» Work request 1:
Answer the following questions using the text on machine vision.
(a) In manufacturing, what two things does AI help with?
(b) Apart from production lines, in which environments does the combination of machine vision, AI and deep learning enable robotics to operate?
(c) Which technology does the supermarket robot use to scan products?
» Work request 2: Translate this sentence from the text on machine vision into Spanish: "AI is used in machine vision to expedite the decision-making process."
» Work request 3: Carry on the text on machine vision, starting after its last sentence.
-- Given text follows --
Machine vision in AI

AI is used in machine vision to expedite the decision-making process. AI can process a large amount of images and data information that was previously too difficult to gather.

Examples of how AI is used with machine vision include the following:

  • AI can assist with signature and character recognition, which require a level of nuance.
  • In manufacturing, AI helps with object recognition and materials inspection to enable machine vision systems to understand acceptable variations in the shape and texture of an object or material.
  • In quality assurance, an AI-enabled system can interpret acceptable anomalies rather than rejecting anything that doesn't rigidly fit one specification.

Machine vision in robotics

Machine vision, paired with AI and deep learning, expands the role of robots in performing production-line tasks, such as picking, sorting, placing and performing a manufacturing line scan. This combination of technologies also enables robotics to operate in other environments, such as supermarkets, hospitals and restaurants.

Examples of how machine vision is used in robotics include the following:

  • A robot with machine vision can navigate the supermarket aisles, capturing inventory data about products on the store's shelves. It scans products using radio frequency identification (RFID) technology to read a barcode and can avoid obstacles in crowded aisles. Amazon Go retail stores use machine vision-powered systems to monitor inventory and check out customers when they're ready to pay.
-- Given text concluded --
-- Input data follows --
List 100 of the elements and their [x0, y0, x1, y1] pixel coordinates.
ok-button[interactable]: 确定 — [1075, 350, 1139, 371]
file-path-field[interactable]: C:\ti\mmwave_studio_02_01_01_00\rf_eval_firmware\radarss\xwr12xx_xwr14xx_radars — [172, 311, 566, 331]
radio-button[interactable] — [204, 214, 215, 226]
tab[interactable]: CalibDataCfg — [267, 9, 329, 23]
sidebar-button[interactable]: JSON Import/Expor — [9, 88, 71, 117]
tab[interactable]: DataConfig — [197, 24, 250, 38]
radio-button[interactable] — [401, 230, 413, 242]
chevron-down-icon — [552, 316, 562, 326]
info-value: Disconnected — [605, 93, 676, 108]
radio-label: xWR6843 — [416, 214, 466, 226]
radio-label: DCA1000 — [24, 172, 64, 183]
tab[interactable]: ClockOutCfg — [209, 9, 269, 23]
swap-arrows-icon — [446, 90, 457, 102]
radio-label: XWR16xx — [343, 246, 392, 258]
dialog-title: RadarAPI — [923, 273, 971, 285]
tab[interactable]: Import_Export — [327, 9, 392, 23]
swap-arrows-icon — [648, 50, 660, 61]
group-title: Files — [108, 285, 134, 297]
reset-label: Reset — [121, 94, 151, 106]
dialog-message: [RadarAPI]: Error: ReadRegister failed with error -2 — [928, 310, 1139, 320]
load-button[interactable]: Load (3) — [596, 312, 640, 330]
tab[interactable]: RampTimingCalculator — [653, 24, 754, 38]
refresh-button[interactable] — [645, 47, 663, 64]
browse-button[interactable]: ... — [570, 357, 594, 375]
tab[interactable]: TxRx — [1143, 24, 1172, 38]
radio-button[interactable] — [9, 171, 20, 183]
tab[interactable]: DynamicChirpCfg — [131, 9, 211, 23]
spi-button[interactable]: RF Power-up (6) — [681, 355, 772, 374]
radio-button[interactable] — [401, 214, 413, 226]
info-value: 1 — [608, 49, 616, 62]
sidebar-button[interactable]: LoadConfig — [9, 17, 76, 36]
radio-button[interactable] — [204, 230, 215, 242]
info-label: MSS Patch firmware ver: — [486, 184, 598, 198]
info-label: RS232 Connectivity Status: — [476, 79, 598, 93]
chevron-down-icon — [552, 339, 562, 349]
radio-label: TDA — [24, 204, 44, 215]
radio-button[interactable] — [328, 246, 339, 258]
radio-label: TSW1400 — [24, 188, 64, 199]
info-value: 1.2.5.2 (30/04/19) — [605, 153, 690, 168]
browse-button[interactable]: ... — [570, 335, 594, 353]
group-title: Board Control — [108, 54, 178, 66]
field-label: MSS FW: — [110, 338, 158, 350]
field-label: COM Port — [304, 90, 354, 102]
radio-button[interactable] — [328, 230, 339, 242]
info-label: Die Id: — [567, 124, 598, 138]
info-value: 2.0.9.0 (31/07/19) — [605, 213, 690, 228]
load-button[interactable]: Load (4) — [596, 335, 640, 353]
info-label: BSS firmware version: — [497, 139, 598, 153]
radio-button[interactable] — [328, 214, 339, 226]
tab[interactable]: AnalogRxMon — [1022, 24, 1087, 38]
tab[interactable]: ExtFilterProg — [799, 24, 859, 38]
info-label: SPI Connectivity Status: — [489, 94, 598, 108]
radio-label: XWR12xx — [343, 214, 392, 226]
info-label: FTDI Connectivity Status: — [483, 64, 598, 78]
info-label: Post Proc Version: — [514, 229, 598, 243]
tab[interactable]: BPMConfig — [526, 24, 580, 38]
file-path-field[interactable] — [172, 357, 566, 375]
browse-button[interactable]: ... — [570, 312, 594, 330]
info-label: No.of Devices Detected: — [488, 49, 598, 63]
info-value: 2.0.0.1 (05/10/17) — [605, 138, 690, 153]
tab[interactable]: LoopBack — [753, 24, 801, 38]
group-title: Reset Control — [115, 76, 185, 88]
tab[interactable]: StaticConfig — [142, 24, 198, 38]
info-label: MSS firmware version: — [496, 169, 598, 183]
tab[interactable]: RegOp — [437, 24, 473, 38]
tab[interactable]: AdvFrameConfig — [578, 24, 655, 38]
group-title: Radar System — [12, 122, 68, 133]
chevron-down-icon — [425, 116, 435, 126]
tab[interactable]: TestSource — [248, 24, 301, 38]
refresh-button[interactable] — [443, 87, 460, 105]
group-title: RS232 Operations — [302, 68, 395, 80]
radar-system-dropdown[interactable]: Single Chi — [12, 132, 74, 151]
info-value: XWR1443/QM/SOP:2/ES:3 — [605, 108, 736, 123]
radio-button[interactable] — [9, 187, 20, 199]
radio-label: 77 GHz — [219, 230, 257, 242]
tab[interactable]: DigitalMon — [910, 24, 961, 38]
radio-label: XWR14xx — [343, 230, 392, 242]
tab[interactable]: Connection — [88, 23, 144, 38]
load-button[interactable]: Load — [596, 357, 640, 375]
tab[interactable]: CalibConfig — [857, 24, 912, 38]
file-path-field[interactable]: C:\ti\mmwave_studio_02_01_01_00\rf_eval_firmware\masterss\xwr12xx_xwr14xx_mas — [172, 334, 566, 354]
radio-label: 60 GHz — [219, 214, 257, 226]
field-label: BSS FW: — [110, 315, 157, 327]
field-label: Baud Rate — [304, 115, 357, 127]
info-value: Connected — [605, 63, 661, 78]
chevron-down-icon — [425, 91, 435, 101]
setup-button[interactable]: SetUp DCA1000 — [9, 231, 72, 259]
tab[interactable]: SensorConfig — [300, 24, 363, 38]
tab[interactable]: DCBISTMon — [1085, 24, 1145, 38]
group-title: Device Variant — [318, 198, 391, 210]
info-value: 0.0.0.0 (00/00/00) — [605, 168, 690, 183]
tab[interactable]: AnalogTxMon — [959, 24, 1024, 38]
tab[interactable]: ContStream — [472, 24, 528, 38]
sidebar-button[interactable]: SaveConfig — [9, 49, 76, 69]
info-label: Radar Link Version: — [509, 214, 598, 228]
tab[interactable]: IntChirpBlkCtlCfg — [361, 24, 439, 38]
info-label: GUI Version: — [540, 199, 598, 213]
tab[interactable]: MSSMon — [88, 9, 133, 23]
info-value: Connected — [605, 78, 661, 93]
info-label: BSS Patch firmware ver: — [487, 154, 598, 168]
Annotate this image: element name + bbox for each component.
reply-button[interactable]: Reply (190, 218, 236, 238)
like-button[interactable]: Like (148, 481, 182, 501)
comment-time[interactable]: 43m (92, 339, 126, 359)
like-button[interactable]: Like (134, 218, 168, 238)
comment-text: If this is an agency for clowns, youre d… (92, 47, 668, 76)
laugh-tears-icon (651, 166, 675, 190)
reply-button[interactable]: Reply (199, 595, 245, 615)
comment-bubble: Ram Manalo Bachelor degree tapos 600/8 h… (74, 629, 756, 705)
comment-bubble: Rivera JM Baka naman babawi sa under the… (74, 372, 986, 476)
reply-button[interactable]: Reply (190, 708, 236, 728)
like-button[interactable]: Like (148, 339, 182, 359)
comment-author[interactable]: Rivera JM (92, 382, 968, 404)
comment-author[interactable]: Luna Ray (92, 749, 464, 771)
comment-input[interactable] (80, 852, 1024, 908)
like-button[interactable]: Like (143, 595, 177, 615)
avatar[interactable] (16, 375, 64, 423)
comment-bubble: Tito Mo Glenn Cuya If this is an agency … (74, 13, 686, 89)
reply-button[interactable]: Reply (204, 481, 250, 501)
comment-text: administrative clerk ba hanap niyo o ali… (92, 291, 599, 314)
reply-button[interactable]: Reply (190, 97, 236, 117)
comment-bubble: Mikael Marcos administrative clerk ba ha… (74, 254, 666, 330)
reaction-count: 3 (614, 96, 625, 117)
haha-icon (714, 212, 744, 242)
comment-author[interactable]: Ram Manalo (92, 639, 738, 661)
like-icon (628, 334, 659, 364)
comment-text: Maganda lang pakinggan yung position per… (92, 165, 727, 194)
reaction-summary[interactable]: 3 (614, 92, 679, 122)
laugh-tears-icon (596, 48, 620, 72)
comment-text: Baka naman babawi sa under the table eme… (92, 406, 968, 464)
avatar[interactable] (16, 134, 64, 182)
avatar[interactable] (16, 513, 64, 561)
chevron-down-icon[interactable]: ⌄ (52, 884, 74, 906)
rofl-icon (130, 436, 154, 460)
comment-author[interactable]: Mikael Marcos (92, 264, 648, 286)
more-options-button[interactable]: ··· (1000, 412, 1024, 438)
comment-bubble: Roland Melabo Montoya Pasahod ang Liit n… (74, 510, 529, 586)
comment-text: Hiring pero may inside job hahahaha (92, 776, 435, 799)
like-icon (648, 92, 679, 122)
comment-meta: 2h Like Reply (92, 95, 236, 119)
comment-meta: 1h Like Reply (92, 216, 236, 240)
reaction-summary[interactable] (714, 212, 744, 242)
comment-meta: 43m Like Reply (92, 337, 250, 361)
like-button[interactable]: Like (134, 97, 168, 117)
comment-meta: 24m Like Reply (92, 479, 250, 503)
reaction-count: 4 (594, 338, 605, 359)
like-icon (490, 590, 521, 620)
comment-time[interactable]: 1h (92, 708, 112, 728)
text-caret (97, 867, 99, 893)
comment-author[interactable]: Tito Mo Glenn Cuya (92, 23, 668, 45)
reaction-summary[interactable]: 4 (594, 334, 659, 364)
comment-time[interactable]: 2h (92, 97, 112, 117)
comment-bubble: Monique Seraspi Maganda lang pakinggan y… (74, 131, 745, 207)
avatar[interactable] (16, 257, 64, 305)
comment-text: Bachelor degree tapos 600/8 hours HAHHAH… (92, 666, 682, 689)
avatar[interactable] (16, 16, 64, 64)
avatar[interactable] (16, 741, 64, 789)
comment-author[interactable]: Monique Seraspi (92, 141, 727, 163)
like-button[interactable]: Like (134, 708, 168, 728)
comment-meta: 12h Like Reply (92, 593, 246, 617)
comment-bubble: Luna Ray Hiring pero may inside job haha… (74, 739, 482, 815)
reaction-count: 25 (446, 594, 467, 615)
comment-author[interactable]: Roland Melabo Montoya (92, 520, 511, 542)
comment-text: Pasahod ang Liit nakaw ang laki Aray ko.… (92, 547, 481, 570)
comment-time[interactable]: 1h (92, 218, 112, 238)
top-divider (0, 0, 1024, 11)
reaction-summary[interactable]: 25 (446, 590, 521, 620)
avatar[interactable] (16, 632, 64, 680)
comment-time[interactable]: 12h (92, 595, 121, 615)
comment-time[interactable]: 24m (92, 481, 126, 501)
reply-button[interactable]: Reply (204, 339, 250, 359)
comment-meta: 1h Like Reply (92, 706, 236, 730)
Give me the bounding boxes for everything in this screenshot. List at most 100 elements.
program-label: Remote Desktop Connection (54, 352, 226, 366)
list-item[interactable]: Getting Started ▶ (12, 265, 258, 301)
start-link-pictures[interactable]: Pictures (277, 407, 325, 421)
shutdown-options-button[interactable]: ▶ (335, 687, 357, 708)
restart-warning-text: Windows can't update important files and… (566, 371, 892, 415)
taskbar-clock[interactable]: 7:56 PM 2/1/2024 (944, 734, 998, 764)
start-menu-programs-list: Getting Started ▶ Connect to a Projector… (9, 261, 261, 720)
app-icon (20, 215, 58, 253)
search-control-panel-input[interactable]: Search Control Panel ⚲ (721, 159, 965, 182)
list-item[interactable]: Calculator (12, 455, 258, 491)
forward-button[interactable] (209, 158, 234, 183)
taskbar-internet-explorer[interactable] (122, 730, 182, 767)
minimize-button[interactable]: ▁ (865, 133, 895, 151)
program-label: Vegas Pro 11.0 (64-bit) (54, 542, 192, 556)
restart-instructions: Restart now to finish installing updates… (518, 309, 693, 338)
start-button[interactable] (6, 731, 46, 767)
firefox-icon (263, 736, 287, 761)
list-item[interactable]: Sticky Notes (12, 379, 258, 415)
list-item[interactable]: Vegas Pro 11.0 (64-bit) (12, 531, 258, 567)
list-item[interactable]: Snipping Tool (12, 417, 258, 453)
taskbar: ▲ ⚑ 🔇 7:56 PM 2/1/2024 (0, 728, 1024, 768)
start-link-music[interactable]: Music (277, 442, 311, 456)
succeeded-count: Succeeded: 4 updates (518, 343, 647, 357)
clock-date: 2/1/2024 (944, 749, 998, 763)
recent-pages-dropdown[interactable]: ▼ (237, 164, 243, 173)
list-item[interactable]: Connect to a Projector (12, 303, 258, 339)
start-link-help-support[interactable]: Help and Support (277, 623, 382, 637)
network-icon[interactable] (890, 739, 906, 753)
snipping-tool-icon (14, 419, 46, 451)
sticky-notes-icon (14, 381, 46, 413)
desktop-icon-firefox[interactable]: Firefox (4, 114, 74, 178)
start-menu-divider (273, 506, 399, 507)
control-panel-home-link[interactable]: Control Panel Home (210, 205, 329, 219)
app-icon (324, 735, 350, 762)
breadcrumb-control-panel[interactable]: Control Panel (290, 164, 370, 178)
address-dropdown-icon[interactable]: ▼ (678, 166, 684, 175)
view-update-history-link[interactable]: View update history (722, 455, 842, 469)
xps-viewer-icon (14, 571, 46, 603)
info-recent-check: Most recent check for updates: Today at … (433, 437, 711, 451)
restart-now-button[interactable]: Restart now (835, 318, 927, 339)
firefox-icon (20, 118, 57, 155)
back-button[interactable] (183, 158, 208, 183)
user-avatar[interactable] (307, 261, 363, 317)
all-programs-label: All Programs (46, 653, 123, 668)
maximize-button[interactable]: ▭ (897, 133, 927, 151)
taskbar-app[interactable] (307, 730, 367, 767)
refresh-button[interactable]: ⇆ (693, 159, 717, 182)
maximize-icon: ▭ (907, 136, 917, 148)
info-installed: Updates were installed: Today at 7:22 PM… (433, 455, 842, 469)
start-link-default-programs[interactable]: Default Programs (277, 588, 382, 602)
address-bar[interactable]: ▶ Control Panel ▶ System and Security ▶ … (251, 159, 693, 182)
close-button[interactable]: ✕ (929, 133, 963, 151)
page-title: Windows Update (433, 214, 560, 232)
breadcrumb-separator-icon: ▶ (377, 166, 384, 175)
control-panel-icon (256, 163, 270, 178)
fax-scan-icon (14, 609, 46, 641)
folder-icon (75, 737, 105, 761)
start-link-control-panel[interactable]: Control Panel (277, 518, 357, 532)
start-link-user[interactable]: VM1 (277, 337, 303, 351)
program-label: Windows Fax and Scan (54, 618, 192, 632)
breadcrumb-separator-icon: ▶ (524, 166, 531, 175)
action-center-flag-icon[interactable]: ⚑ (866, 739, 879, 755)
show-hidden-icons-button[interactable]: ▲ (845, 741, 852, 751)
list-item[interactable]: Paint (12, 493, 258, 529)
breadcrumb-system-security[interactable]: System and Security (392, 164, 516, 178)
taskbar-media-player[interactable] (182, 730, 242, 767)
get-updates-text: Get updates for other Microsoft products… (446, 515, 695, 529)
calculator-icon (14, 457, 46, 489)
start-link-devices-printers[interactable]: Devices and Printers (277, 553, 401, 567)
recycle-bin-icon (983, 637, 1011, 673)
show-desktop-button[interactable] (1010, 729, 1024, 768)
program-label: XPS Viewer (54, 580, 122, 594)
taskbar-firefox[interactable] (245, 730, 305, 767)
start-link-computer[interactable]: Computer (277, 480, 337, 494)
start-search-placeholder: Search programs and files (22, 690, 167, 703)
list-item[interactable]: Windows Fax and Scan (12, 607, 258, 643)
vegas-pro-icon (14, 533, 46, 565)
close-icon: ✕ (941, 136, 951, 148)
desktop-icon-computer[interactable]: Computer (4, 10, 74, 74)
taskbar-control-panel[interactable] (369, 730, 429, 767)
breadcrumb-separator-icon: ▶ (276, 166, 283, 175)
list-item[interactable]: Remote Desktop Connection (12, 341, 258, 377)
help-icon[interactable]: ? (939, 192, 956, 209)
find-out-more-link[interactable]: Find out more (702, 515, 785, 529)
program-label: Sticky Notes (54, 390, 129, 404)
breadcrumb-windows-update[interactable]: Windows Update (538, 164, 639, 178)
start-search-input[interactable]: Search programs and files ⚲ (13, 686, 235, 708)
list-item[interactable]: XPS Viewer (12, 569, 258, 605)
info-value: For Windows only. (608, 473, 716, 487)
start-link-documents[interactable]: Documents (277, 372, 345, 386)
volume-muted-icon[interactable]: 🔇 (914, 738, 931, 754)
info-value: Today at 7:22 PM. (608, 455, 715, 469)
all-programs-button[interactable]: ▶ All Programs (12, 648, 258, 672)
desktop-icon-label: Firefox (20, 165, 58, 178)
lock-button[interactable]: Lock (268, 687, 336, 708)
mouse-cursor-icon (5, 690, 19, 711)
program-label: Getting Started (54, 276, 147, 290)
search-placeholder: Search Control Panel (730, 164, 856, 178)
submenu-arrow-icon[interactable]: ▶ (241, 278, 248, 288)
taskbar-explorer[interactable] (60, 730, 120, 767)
-- Input data concluded --
» Task output 1:
(a) Object recognition and materials inspection.
(b) Supermarkets, hospitals and restaurants.
(c) Radio frequency identification (RFID) technology.

» Task output 2: La IA se utiliza en la visión artificial para agilizar el proceso de toma de decisiones.

» Task output 3:
  • Machine vision technology enables automation, making it possible for process sequences in various applications to be networked.
  • Machine vision also makes collaboration between robots and humans more efficient and safer. For example, in a supermarket, a robot can be dedicated to performing inventory management tasks so that human associates have more time to assist customers. The robot can perform inventory scans more frequently than people with greater accuracy. On an assembly line, robots with machine vision can analyze hazardous materials and perform other dangerous tasks without exposing workers to unsafe conditions.
  • The data machine vision-enabled robots collect and use can be processed in the cloud or at the edge of the network, enabling scalability and detailed data analysis.

What is the difference between machine vision and computer vision?

In some cases, the terms machine vision and computer vision are used synonymously. In other cases, distinctions are made.

Machine vision is often associated with industrial applications of a computer's ability to see. The term computer vision is often used to describe any technology in which a computer is tasked with digitizing an image, processing the data it contains and taking some kind of action.

Another distinction that's often made is in processing power -- that is, the difference between a machine and a computer. A machine vision system typically has less processing power and is used in Lean manufacturing environments, performing practical tasks at a high speed to acquire the data needed to complete a specified job. Quality control, inspection of items and guiding of objects through an assembly line are common applications of machine vision.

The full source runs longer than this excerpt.